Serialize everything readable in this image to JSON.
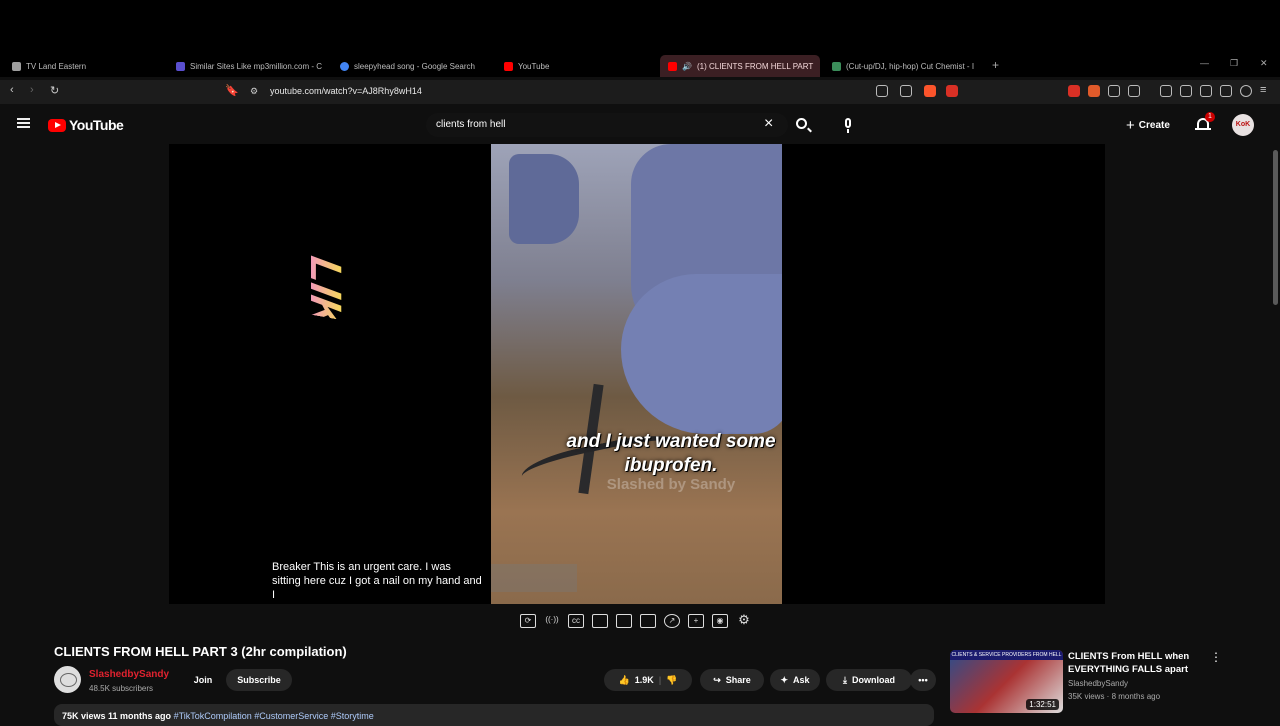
{
  "browser": {
    "tabs": [
      {
        "label": "TV Land Eastern",
        "color": "#9e9e9e"
      },
      {
        "label": "Similar Sites Like mp3million.com - C",
        "color": "#5a4fcf"
      },
      {
        "label": "sleepyhead song - Google Search",
        "color": "#4285f4"
      },
      {
        "label": "YouTube",
        "color": "#ff0000"
      },
      {
        "label": "(1) CLIENTS FROM HELL PART",
        "color": "#ff0000",
        "active": true
      },
      {
        "label": "(Cut-up/DJ, hip-hop) Cut Chemist - I",
        "color": "#3b8d5a"
      }
    ],
    "close_glyph": "×",
    "new_tab": "+",
    "url": "youtube.com/watch?v=AJ8Rhy8wH14",
    "extensions": [
      "#d93025",
      "#ff5500",
      "#888888",
      "#888888",
      "#888888",
      "#888888",
      "#888888",
      "#888888",
      "#888888"
    ]
  },
  "yt": {
    "logo": "YouTube",
    "search_query": "clients from hell",
    "search_clear": "×",
    "create_label": "Create",
    "notification_count": "1",
    "avatar_text": "KoK"
  },
  "video": {
    "caption": "and I just wanted some ibuprofen.",
    "watermark": "Slashed by Sandy",
    "like_art": "LIKE",
    "transcript": "Breaker This is an urgent care. I was sitting here cuz I got a nail on my hand and I"
  },
  "controls": [
    "loop-icon",
    "broadcast-icon",
    "captions-icon",
    "miniplayer-icon",
    "pip-icon",
    "theater-icon",
    "speed-icon",
    "addclip-icon",
    "screenshot-icon",
    "settings-icon"
  ],
  "info": {
    "title": "CLIENTS FROM HELL PART 3 (2hr compilation)",
    "channel": "SlashedbySandy",
    "subscribers": "48.5K subscribers",
    "join": "Join",
    "subscribe": "Subscribe",
    "likes": "1.9K",
    "share": "Share",
    "ask": "Ask",
    "download": "Download",
    "more": "•••",
    "views_date": "75K views  11 months ago",
    "hashtags": "#TikTokCompilation #CustomerService #Storytime"
  },
  "recommended": {
    "title": "CLIENTS From HELL when EVERYTHING FALLS apart",
    "channel": "SlashedbySandy",
    "meta": "35K views · 8 months ago",
    "duration": "1:32:51",
    "thumb_banner": "CLIENTS & SERVICE PROVIDERS FROM HELL"
  }
}
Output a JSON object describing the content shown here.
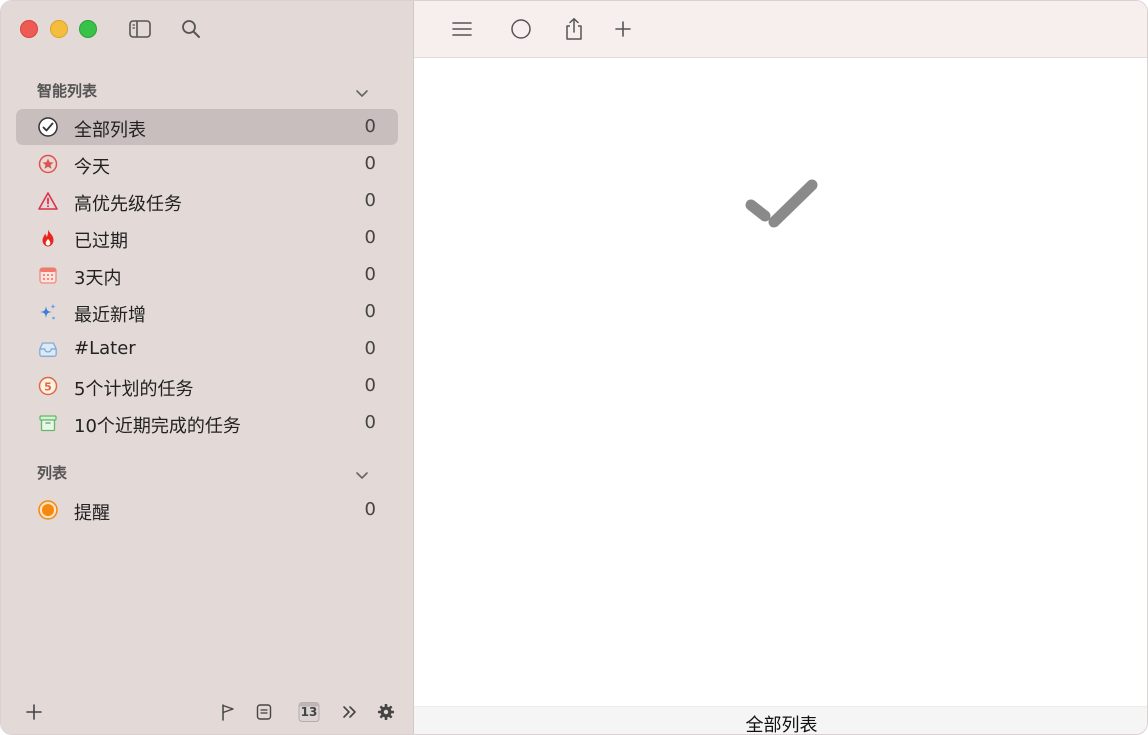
{
  "sidebar": {
    "smart_section": {
      "title": "智能列表"
    },
    "smart_lists": [
      {
        "label": "全部列表",
        "count": "0",
        "icon": "check-circle-icon",
        "selected": true
      },
      {
        "label": "今天",
        "count": "0",
        "icon": "star-circle-icon"
      },
      {
        "label": "高优先级任务",
        "count": "0",
        "icon": "warning-triangle-icon"
      },
      {
        "label": "已过期",
        "count": "0",
        "icon": "flame-icon"
      },
      {
        "label": "3天内",
        "count": "0",
        "icon": "calendar-icon"
      },
      {
        "label": "最近新增",
        "count": "0",
        "icon": "sparkles-icon"
      },
      {
        "label": "#Later",
        "count": "0",
        "icon": "tray-icon"
      },
      {
        "label": "5个计划的任务",
        "count": "0",
        "icon": "number-five-circle-icon"
      },
      {
        "label": "10个近期完成的任务",
        "count": "0",
        "icon": "archive-box-icon"
      }
    ],
    "lists_section": {
      "title": "列表"
    },
    "lists": [
      {
        "label": "提醒",
        "count": "0",
        "icon": "orange-dot-icon"
      }
    ],
    "bottom": {
      "calendar_day": "13"
    }
  },
  "main": {
    "status_title": "全部列表"
  },
  "colors": {
    "sidebar_bg": "#e3d9d7",
    "selected_bg": "#c8bebd",
    "toolbar_bg": "#f7efed",
    "accent_red": "#e0524a",
    "accent_orange": "#f5880f",
    "empty_check": "#8a8a8a"
  }
}
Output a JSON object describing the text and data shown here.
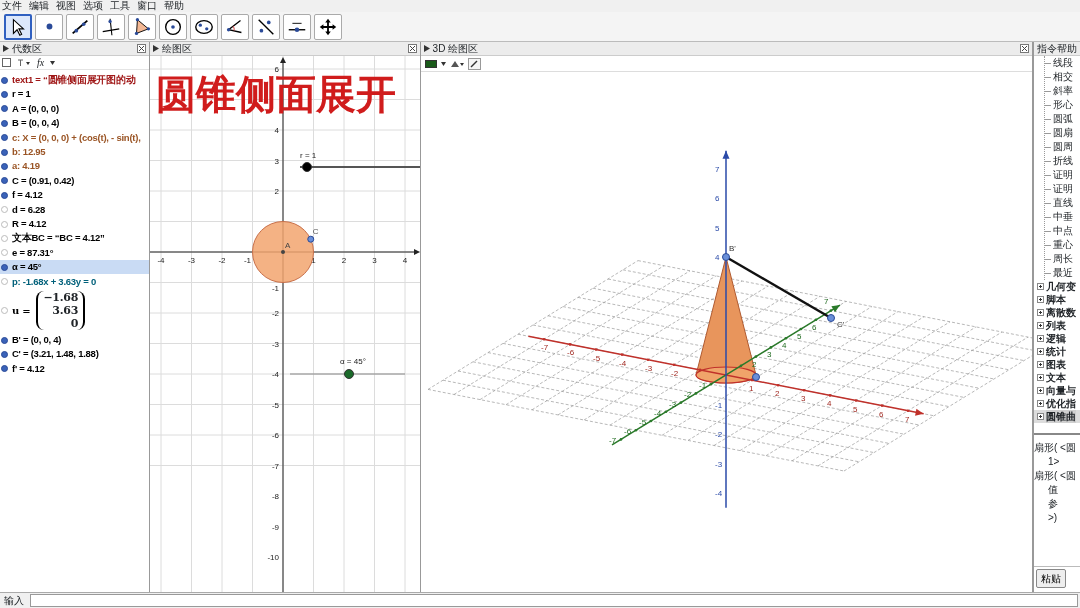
{
  "menu": [
    "文件",
    "编辑",
    "视图",
    "选项",
    "工具",
    "窗口",
    "帮助"
  ],
  "toolbar": [
    {
      "kind": "move",
      "selected": true
    },
    {
      "kind": "point",
      "selected": false
    },
    {
      "kind": "line",
      "selected": false
    },
    {
      "kind": "perpendicular",
      "selected": false
    },
    {
      "kind": "polygon",
      "selected": false
    },
    {
      "kind": "circle",
      "selected": false
    },
    {
      "kind": "conic",
      "selected": false
    },
    {
      "kind": "angle",
      "selected": false
    },
    {
      "kind": "reflect",
      "selected": false
    },
    {
      "kind": "slider",
      "selected": false
    },
    {
      "kind": "move-view",
      "selected": false
    }
  ],
  "algebra": {
    "title": "代数区",
    "function_button": "fx",
    "items": [
      {
        "kind": "text",
        "text": "text1 = “圆锥侧面展开图的动",
        "shown": true,
        "selected": false,
        "color": "#a01818"
      },
      {
        "kind": "text",
        "text": "r = 1",
        "shown": true,
        "selected": false,
        "color": "#000000"
      },
      {
        "kind": "text",
        "text": "A = (0, 0, 0)",
        "shown": true,
        "selected": false,
        "color": "#000000"
      },
      {
        "kind": "text",
        "text": "B = (0, 0, 4)",
        "shown": true,
        "selected": false,
        "color": "#000000"
      },
      {
        "kind": "text",
        "text": "c: X = (0, 0, 0) + (cos(t), - sin(t),",
        "shown": true,
        "selected": false,
        "color": "#9a5424"
      },
      {
        "kind": "text",
        "text": "b: 12.95",
        "shown": true,
        "selected": false,
        "color": "#9a5424"
      },
      {
        "kind": "text",
        "text": "a: 4.19",
        "shown": true,
        "selected": false,
        "color": "#9a5424"
      },
      {
        "kind": "text",
        "text": "C = (0.91, 0.42)",
        "shown": true,
        "selected": false,
        "color": "#000000"
      },
      {
        "kind": "text",
        "text": "f = 4.12",
        "shown": true,
        "selected": false,
        "color": "#000000"
      },
      {
        "kind": "text",
        "text": "d = 6.28",
        "shown": false,
        "selected": false,
        "color": "#000000"
      },
      {
        "kind": "text",
        "text": "R = 4.12",
        "shown": false,
        "selected": false,
        "color": "#000000"
      },
      {
        "kind": "text",
        "text": "文本BC = “BC = 4.12”",
        "shown": false,
        "selected": false,
        "color": "#000000"
      },
      {
        "kind": "text",
        "text": "e = 87.31°",
        "shown": false,
        "selected": false,
        "color": "#000000"
      },
      {
        "kind": "text",
        "text": "α = 45°",
        "shown": true,
        "selected": true,
        "color": "#000000"
      },
      {
        "kind": "text",
        "text": "p: -1.68x + 3.63y = 0",
        "shown": false,
        "selected": false,
        "color": "#00607a"
      },
      {
        "kind": "vector",
        "label": "u =",
        "entries": [
          "−1.68",
          "3.63",
          "0"
        ],
        "shown": false,
        "selected": false,
        "color": "#000000"
      },
      {
        "kind": "text",
        "text": "B' = (0, 0, 4)",
        "shown": true,
        "selected": false,
        "color": "#000000"
      },
      {
        "kind": "text",
        "text": "C' = (3.21, 1.48, 1.88)",
        "shown": true,
        "selected": false,
        "color": "#000000"
      },
      {
        "kind": "text",
        "text": "f' = 4.12",
        "shown": true,
        "selected": false,
        "color": "#000000"
      }
    ]
  },
  "graphics": {
    "title": "绘图区",
    "heading_text": "圆锥侧面展开",
    "x_ticks": [
      "-4",
      "-3",
      "-2",
      "-1",
      "1",
      "2",
      "3",
      "4"
    ],
    "y_ticks": [
      "6",
      "4",
      "3",
      "2",
      "-1",
      "-2",
      "-3",
      "-4",
      "-5",
      "-6",
      "-7",
      "-8",
      "-9",
      "-10"
    ],
    "points": [
      {
        "label": "A"
      },
      {
        "label": "C"
      }
    ],
    "sliders": [
      {
        "label": "r = 1"
      },
      {
        "label": "α = 45°"
      }
    ]
  },
  "graphics3d": {
    "title": "3D 绘图区",
    "x_ticks": [
      "-7",
      "-6",
      "-5",
      "-4",
      "-3",
      "-2",
      "1",
      "2",
      "3",
      "4",
      "5",
      "6",
      "7"
    ],
    "y_ticks": [
      "-7",
      "-6",
      "-5",
      "-4",
      "-3",
      "-2",
      "-1",
      "2",
      "3",
      "4",
      "5",
      "6",
      "7"
    ],
    "z_ticks": [
      "7",
      "6",
      "5",
      "4",
      "-1",
      "-2",
      "-3",
      "-4"
    ],
    "point_labels": [
      "B'",
      "C'"
    ]
  },
  "help": {
    "title": "指令帮助",
    "commands": [
      "线段",
      "相交",
      "斜率",
      "形心",
      "圆弧",
      "圆扇",
      "圆周",
      "折线",
      "证明",
      "证明",
      "直线",
      "中垂",
      "中点",
      "重心",
      "周长",
      "最近"
    ],
    "groups": [
      {
        "label": "几何变",
        "selected": false
      },
      {
        "label": "脚本",
        "selected": false
      },
      {
        "label": "离散数",
        "selected": false
      },
      {
        "label": "列表",
        "selected": false
      },
      {
        "label": "逻辑",
        "selected": false
      },
      {
        "label": "统计",
        "selected": false
      },
      {
        "label": "图表",
        "selected": false
      },
      {
        "label": "文本",
        "selected": false
      },
      {
        "label": "向量与",
        "selected": false
      },
      {
        "label": "优化指",
        "selected": false
      },
      {
        "label": "圆锥曲",
        "selected": true
      }
    ],
    "syntax": [
      {
        "text": "扇形( <圆",
        "indented": false
      },
      {
        "text": "1>",
        "indented": true
      },
      {
        "text": "扇形( <圆",
        "indented": false
      },
      {
        "text": "值",
        "indented": true
      },
      {
        "text": "参",
        "indented": true
      },
      {
        "text": ">)",
        "indented": true
      }
    ],
    "paste_button": "粘贴"
  },
  "input": {
    "label": "输入"
  }
}
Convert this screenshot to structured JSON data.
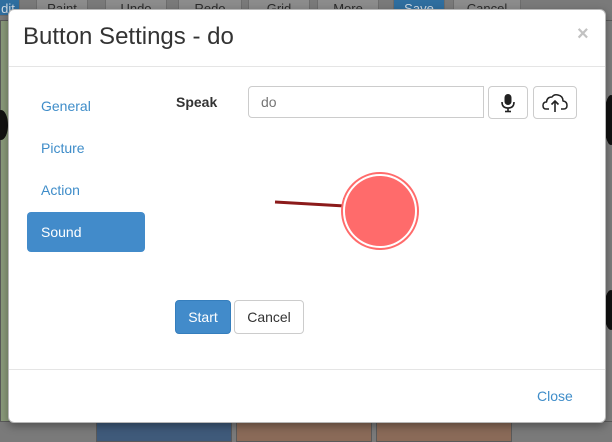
{
  "background_toolbar": {
    "buttons": [
      "dit",
      "Paint",
      "Undo",
      "Redo",
      "Grid",
      "More",
      "Save",
      "Cancel"
    ]
  },
  "modal": {
    "title": "Button Settings - do",
    "close_symbol": "×",
    "nav": {
      "items": [
        {
          "label": "General",
          "active": false
        },
        {
          "label": "Picture",
          "active": false
        },
        {
          "label": "Action",
          "active": false
        },
        {
          "label": "Sound",
          "active": true
        }
      ]
    },
    "sound": {
      "speak_label": "Speak",
      "speak_value": "do",
      "mic_icon": "microphone-icon",
      "upload_icon": "upload-icon",
      "record_indicator_color": "#ff6b6b",
      "annotation_arrow_color": "#8b1a1a"
    },
    "actions": {
      "start_label": "Start",
      "cancel_label": "Cancel"
    },
    "footer": {
      "close_label": "Close"
    }
  },
  "colors": {
    "primary": "#428bca",
    "link": "#3f8dc9"
  }
}
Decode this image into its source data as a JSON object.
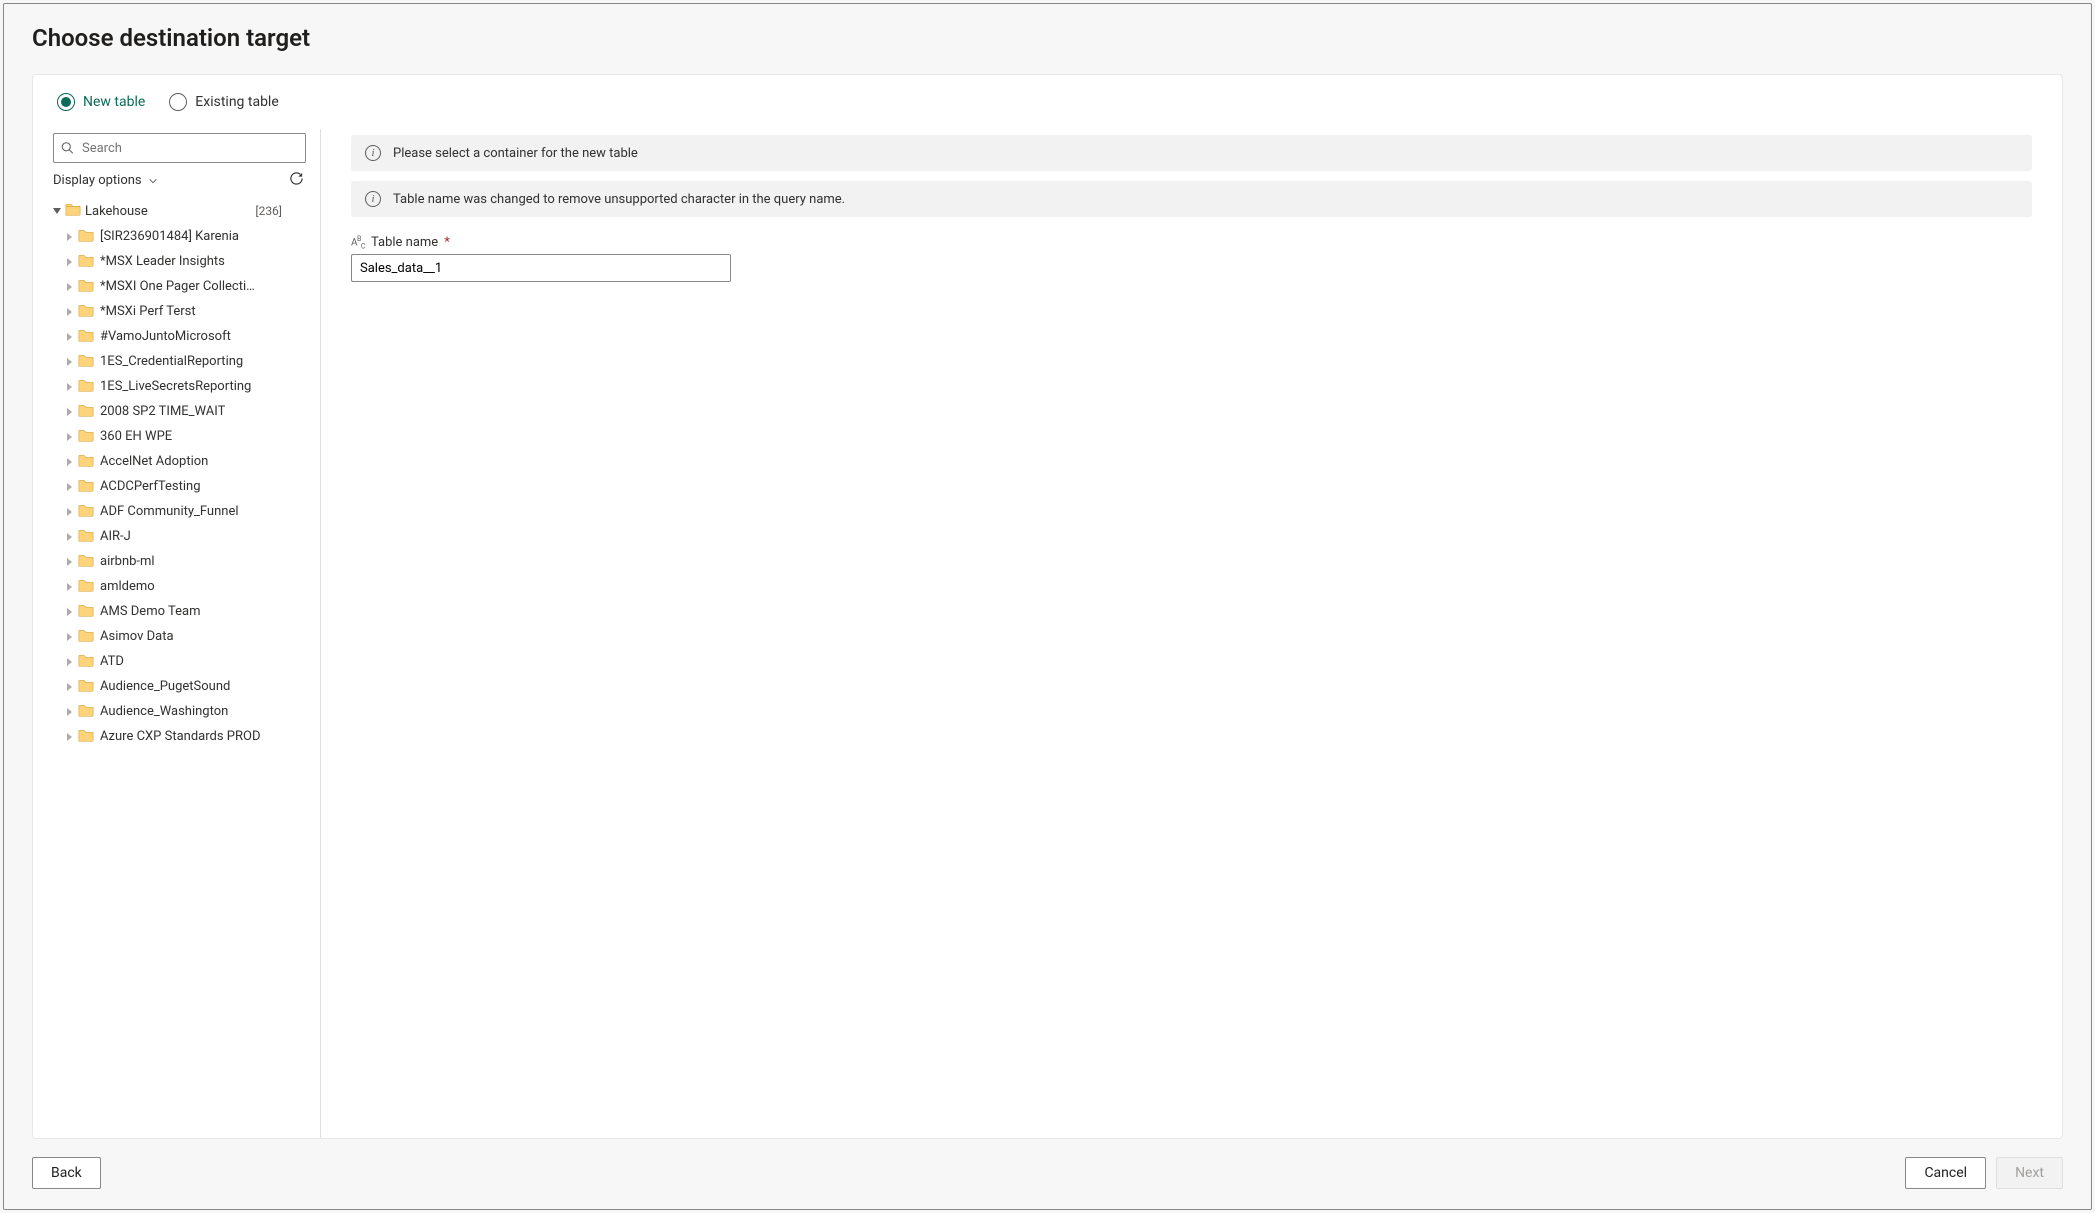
{
  "dialog": {
    "title": "Choose destination target"
  },
  "radios": {
    "new_table": "New table",
    "existing_table": "Existing table"
  },
  "search": {
    "placeholder": "Search"
  },
  "toolbar": {
    "display_options": "Display options"
  },
  "tree": {
    "root_label": "Lakehouse",
    "root_count": "[236]",
    "items": [
      "[SIR236901484] Karenia",
      "*MSX Leader Insights",
      "*MSXI One Pager Collecti…",
      "*MSXi Perf Terst",
      "#VamoJuntoMicrosoft",
      "1ES_CredentialReporting",
      "1ES_LiveSecretsReporting",
      "2008 SP2 TIME_WAIT",
      "360 EH WPE",
      "AccelNet Adoption",
      "ACDCPerfTesting",
      "ADF Community_Funnel",
      "AIR-J",
      "airbnb-ml",
      "amldemo",
      "AMS Demo Team",
      "Asimov Data",
      "ATD",
      "Audience_PugetSound",
      "Audience_Washington",
      "Azure CXP Standards PROD"
    ]
  },
  "banners": {
    "select_container": "Please select a container for the new table",
    "name_changed": "Table name was changed to remove unsupported character in the query name."
  },
  "field": {
    "label": "Table name",
    "value": "Sales_data__1"
  },
  "footer": {
    "back": "Back",
    "cancel": "Cancel",
    "next": "Next"
  }
}
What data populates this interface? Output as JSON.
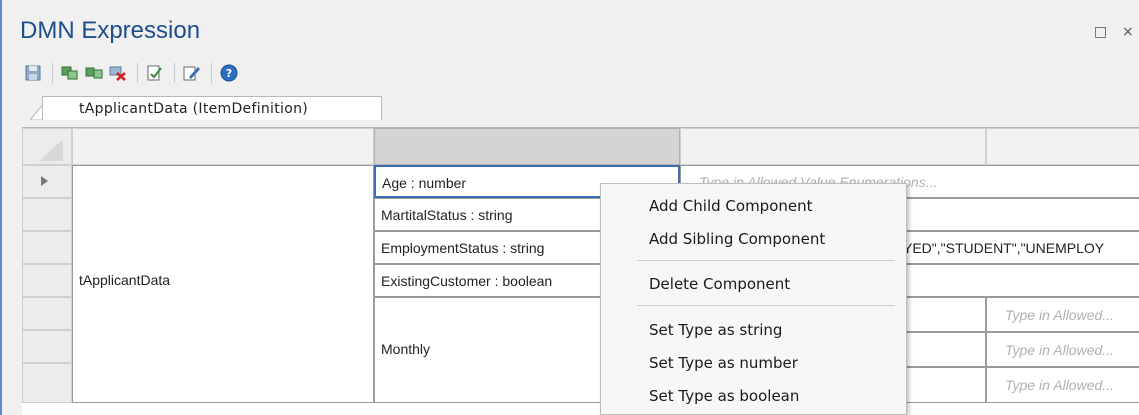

TASK TO CARRY OUT =
Among the entries above, how many lines hold the string "here"? Give the number by itself.

ANSWER TO THIS PROBLEM =
3